==== THE RECORDS ====
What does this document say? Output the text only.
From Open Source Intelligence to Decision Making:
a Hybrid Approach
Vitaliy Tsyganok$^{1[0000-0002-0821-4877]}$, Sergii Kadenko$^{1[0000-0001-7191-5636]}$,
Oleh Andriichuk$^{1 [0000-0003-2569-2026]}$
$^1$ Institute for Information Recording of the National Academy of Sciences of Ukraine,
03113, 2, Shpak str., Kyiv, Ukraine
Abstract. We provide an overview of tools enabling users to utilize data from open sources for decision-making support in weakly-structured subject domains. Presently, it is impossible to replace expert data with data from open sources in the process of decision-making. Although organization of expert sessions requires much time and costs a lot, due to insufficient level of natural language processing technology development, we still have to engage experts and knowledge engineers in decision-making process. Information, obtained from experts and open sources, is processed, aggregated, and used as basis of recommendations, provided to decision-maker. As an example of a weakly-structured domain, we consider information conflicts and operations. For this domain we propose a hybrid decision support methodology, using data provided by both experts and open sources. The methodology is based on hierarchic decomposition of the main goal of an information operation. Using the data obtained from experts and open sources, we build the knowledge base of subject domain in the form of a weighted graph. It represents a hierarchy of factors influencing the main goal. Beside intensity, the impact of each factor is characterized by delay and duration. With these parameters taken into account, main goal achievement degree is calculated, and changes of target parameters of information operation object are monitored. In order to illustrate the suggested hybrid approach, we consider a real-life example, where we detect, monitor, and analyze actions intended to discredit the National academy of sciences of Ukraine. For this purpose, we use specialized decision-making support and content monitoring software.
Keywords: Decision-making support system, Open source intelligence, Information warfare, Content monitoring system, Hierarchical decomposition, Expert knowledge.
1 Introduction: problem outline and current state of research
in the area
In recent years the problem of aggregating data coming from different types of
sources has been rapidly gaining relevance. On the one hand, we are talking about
====
§ STATED PROBLEM:
Return the material exactly as it stands.

§ WRITTEN ANSWER:
What does this document say? Output the text only.
From Open Source Intelligence to Decision Making:
a Hybrid Approach
Vitaliy Tsyganok$^{1[0000-0002-0821-4877]}$, Sergii Kadenko$^{1[0000-0001-7191-5636]}$,
Oleh Andriichuk$^{1 [0000-0003-2569-2026]}$
$^1$ Institute for Information Recording of the National Academy of Sciences of Ukraine,
03113, 2, Shpak str., Kyiv, Ukraine
Abstract. We provide an overview of tools enabling users to utilize data from open sources for decision-making support in weakly-structured subject domains. Presently, it is impossible to replace expert data with data from open sources in the process of decision-making. Although organization of expert sessions requires much time and costs a lot, due to insufficient level of natural language processing technology development, we still have to engage experts and knowledge engineers in decision-making process. Information, obtained from experts and open sources, is processed, aggregated, and used as basis of recommendations, provided to decision-maker. As an example of a weakly-structured domain, we consider information conflicts and operations. For this domain we propose a hybrid decision support methodology, using data provided by both experts and open sources. The methodology is based on hierarchic decomposition of the main goal of an information operation. Using the data obtained from experts and open sources, we build the knowledge base of subject domain in the form of a weighted graph. It represents a hierarchy of factors influencing the main goal. Beside intensity, the impact of each factor is characterized by delay and duration. With these parameters taken into account, main goal achievement degree is calculated, and changes of target parameters of information operation object are monitored. In order to illustrate the suggested hybrid approach, we consider a real-life example, where we detect, monitor, and analyze actions intended to discredit the National academy of sciences of Ukraine. For this purpose, we use specialized decision-making support and content monitoring software.
Keywords: Decision-making support system, Open source intelligence, Information warfare, Content monitoring system, Hierarchical decomposition, Expert knowledge.
1 Introduction: problem outline and current state of research
in the area
In recent years the problem of aggregating data coming from different types of
sources has been rapidly gaining relevance. On the one hand, we are talking about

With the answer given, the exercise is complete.